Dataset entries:
::::

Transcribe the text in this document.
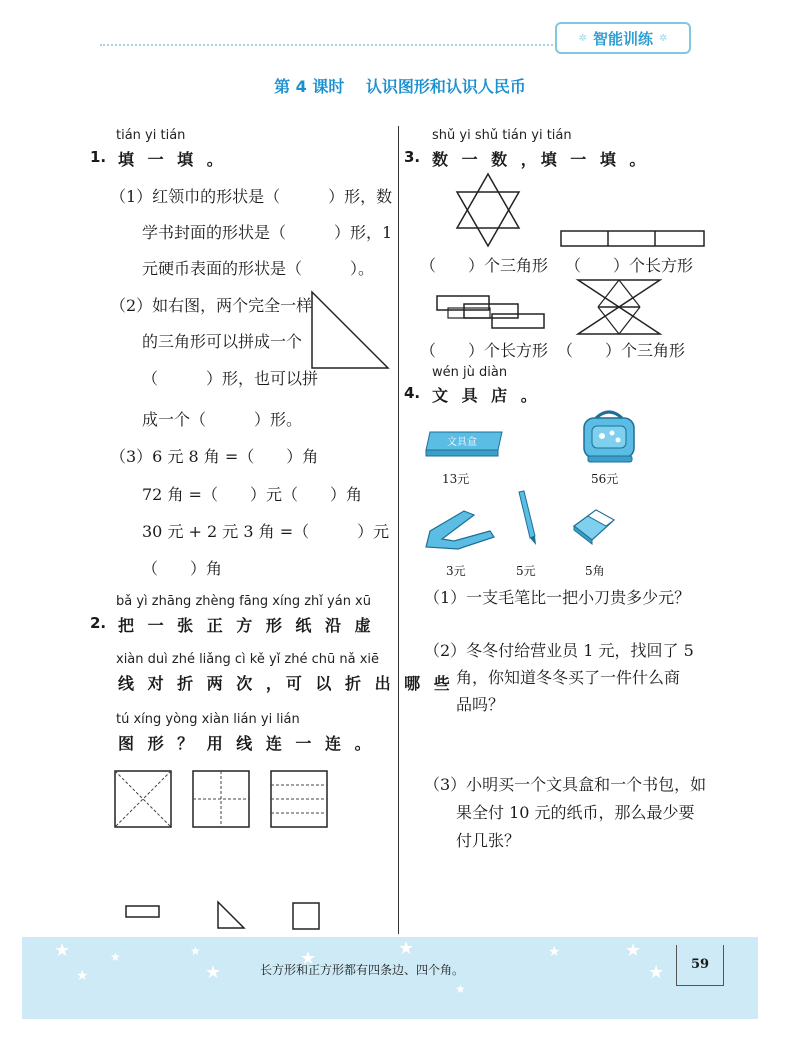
✲ 智能训练 ✲
第 4 课时 认识图形和认识人民币
tián yi tián
1. 填 一 填 。
（1）红领巾的形状是（　　　）形，数
学书封面的形状是（　　　）形，1
元硬币表面的形状是（　　　）。
（2）如右图，两个完全一样
的三角形可以拼成一个
（　　　）形，也可以拼
成一个（　　　）形。
（3）6 元 8 角 =（　　）角
72 角 =（　　）元（　　）角
30 元 + 2 元 3 角 =（　　　）元
（　　）角
bǎ yì zhāng zhèng fāng xíng zhǐ yán xū
2. 把 一 张 正 方 形 纸 沿 虚
xiàn duì zhé liǎng cì kě yǐ zhé chū nǎ xiē
线 对 折 两 次 ，可 以 折 出 哪 些
tú xíng yòng xiàn lián yi lián
图 形 ？ 用 线 连 一 连 。
shǔ yi shǔ tián yi tián
3. 数 一 数 ，填 一 填 。
（　　）个三角形 （　　）个长方形
（　　）个长方形 （　　）个三角形
wén jù diàn
4. 文 具 店 。
文具盒
13元	56元
3元	5元	5角
（1）一支毛笔比一把小刀贵多少元？
（2）冬冬付给营业员 1 元，找回了 5
角，你知道冬冬买了一件什么商
品吗？
（3）小明买一个文具盒和一个书包，如
果全付 10 元的纸币，那么最少要
付几张？
★	★
★
★
★
★	★
★
★	★
★
长方形和正方形都有四条边、四个角。	59
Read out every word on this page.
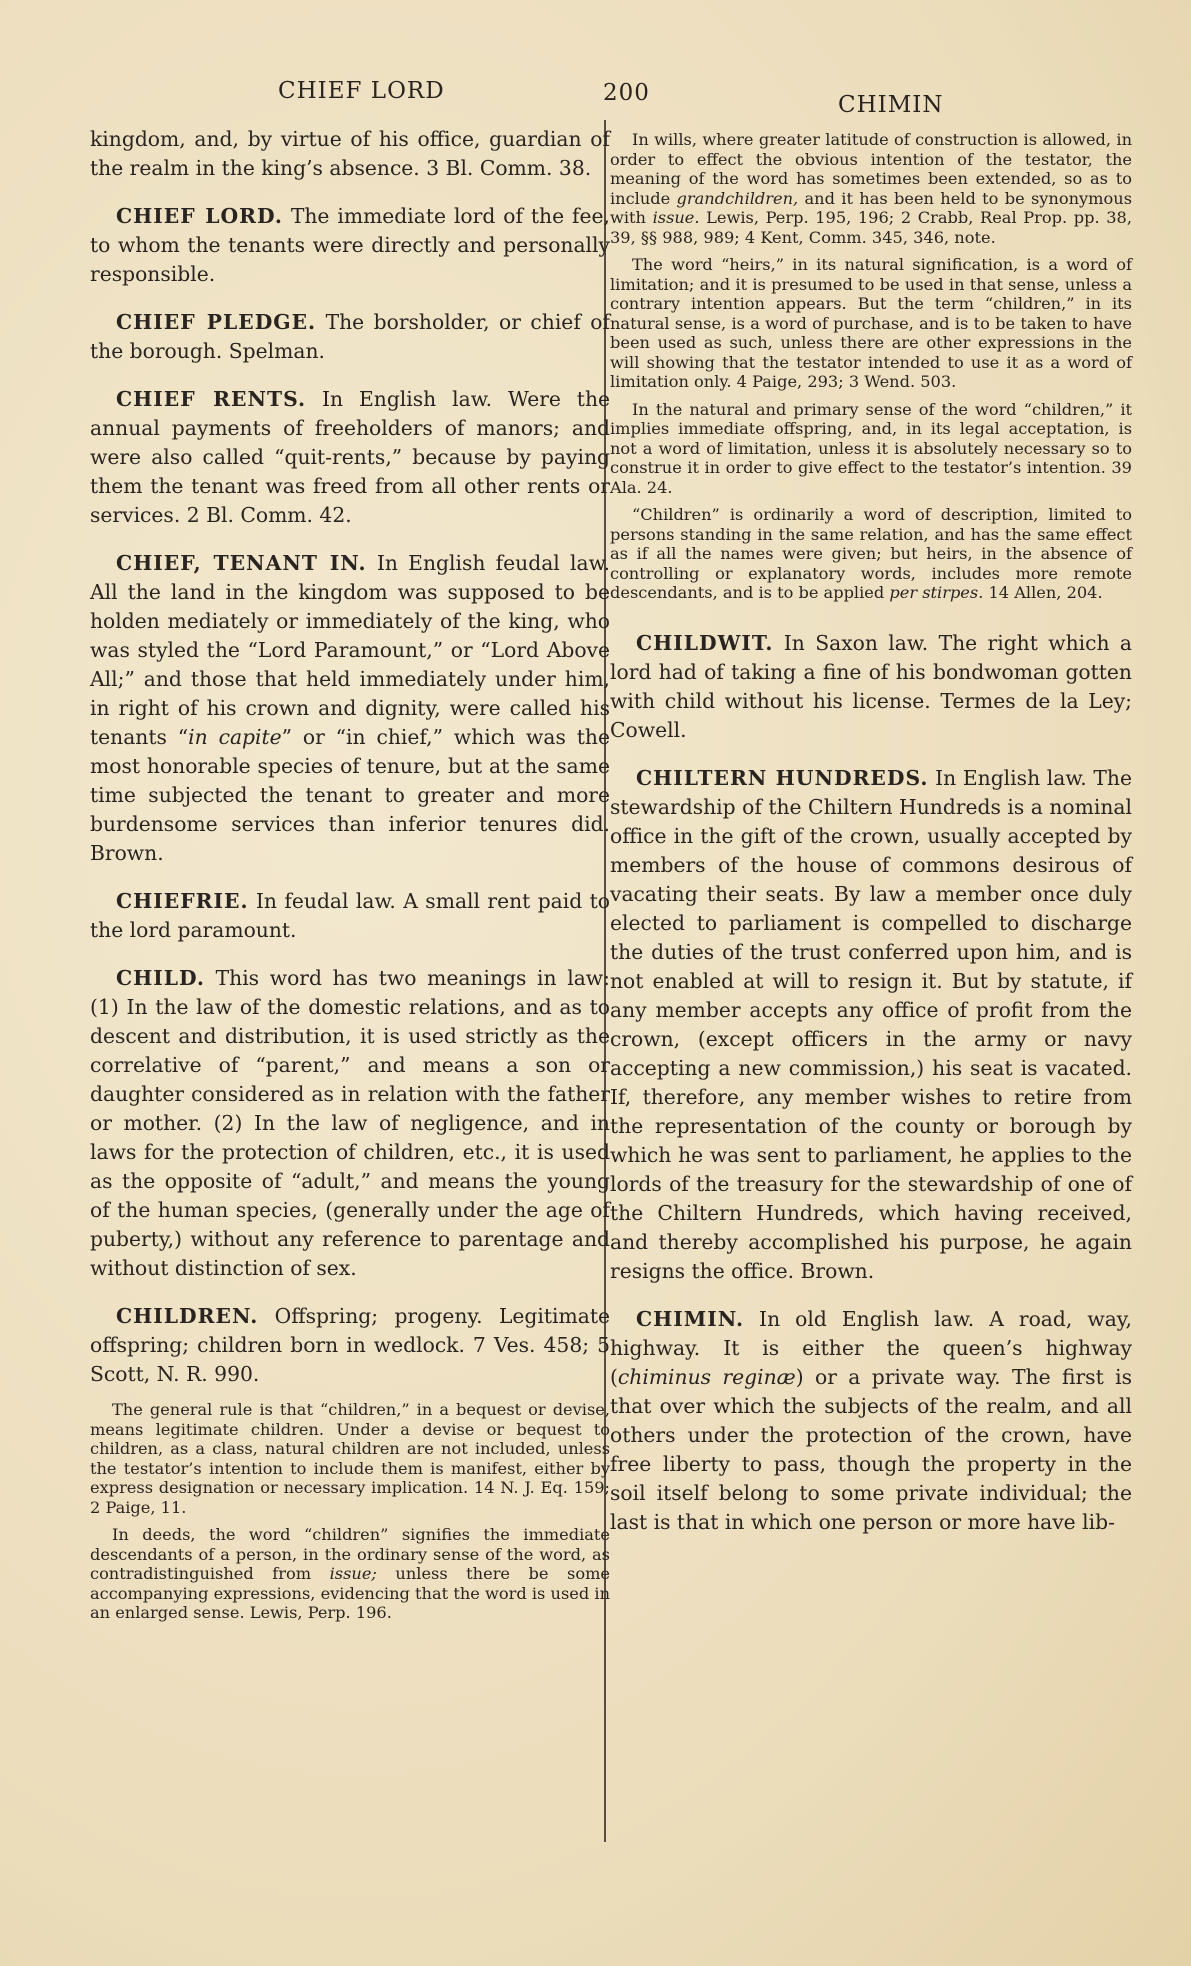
CHIEF LORD	200	CHIMIN

kingdom, and, by virtue of his office, guardian of the realm in the king’s absence. 3 Bl. Comm. 38.

CHIEF LORD. The immediate lord of the fee, to whom the tenants were directly and personally responsible.

CHIEF PLEDGE. The borsholder, or chief of the borough. Spelman.

CHIEF RENTS. In English law. Were the annual payments of freeholders of manors; and were also called “quit-rents,” because by paying them the tenant was freed from all other rents or services. 2 Bl. Comm. 42.

CHIEF, TENANT IN. In English feudal law. All the land in the kingdom was supposed to be holden mediately or immediately of the king, who was styled the “Lord Paramount,” or “Lord Above All;” and those that held immediately under him, in right of his crown and dignity, were called his tenants “in capite” or “in chief,” which was the most honorable species of tenure, but at the same time subjected the tenant to greater and more burdensome services than inferior tenures did. Brown.

CHIEFRIE. In feudal law. A small rent paid to the lord paramount.

CHILD. This word has two meanings in law: (1) In the law of the domestic relations, and as to descent and distribution, it is used strictly as the correlative of “parent,” and means a son or daughter considered as in relation with the father or mother. (2) In the law of negligence, and in laws for the protection of children, etc., it is used as the opposite of “adult,” and means the young of the human species, (generally under the age of puberty,) without any reference to parentage and without distinction of sex.

CHILDREN. Offspring; progeny. Legitimate offspring; children born in wedlock. 7 Ves. 458; 5 Scott, N. R. 990.

The general rule is that “children,” in a bequest or devise, means legitimate children. Under a devise or bequest to children, as a class, natural children are not included, unless the testator’s intention to include them is manifest, either by express designation or necessary implication. 14 N. J. Eq. 159; 2 Paige, 11.

In deeds, the word “children” signifies the immediate descendants of a person, in the ordinary sense of the word, as contradistinguished from issue; unless there be some accompanying expressions, evidencing that the word is used in an enlarged sense. Lewis, Perp. 196.

In wills, where greater latitude of construction is allowed, in order to effect the obvious intention of the testator, the meaning of the word has sometimes been extended, so as to include grandchildren, and it has been held to be synonymous with issue. Lewis, Perp. 195, 196; 2 Crabb, Real Prop. pp. 38, 39, §§ 988, 989; 4 Kent, Comm. 345, 346, note.

The word “heirs,” in its natural signification, is a word of limitation; and it is presumed to be used in that sense, unless a contrary intention appears. But the term “children,” in its natural sense, is a word of purchase, and is to be taken to have been used as such, unless there are other expressions in the will showing that the testator intended to use it as a word of limitation only. 4 Paige, 293; 3 Wend. 503.

In the natural and primary sense of the word “children,” it implies immediate offspring, and, in its legal acceptation, is not a word of limitation, unless it is absolutely necessary so to construe it in order to give effect to the testator’s intention. 39 Ala. 24.

“Children” is ordinarily a word of description, limited to persons standing in the same relation, and has the same effect as if all the names were given; but heirs, in the absence of controlling or explanatory words, includes more remote descendants, and is to be applied per stirpes. 14 Allen, 204.

CHILDWIT. In Saxon law. The right which a lord had of taking a fine of his bondwoman gotten with child without his license. Termes de la Ley; Cowell.

CHILTERN HUNDREDS. In English law. The stewardship of the Chiltern Hundreds is a nominal office in the gift of the crown, usually accepted by members of the house of commons desirous of vacating their seats. By law a member once duly elected to parliament is compelled to discharge the duties of the trust conferred upon him, and is not enabled at will to resign it. But by statute, if any member accepts any office of profit from the crown, (except officers in the army or navy accepting a new commission,) his seat is vacated. If, therefore, any member wishes to retire from the representation of the county or borough by which he was sent to parliament, he applies to the lords of the treasury for the stewardship of one of the Chiltern Hundreds, which having received, and thereby accomplished his purpose, he again resigns the office. Brown.

CHIMIN. In old English law. A road, way, highway. It is either the queen’s highway (chiminus reginæ) or a private way. The first is that over which the subjects of the realm, and all others under the protection of the crown, have free liberty to pass, though the property in the soil itself belong to some private individual; the last is that in which one person or more have lib-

::::

**Your objective**
Write out every line of the data that holds the word "expressions".

**Written solution**
In deeds, the word “children” signifies the immediate descendants of a person, in the ordinary sense of the word, as contradistinguished from issue; unless there be some accompanying expressions, evidencing that the word is used in an enlarged sense. Lewis, Perp. 196.
The word “heirs,” in its natural signification, is a word of limitation; and it is presumed to be used in that sense, unless a contrary intention appears. But the term “children,” in its natural sense, is a word of purchase, and is to be taken to have been used as such, unless there are other expressions in the will showing that the testator intended to use it as a word of limitation only. 4 Paige, 293; 3 Wend. 503.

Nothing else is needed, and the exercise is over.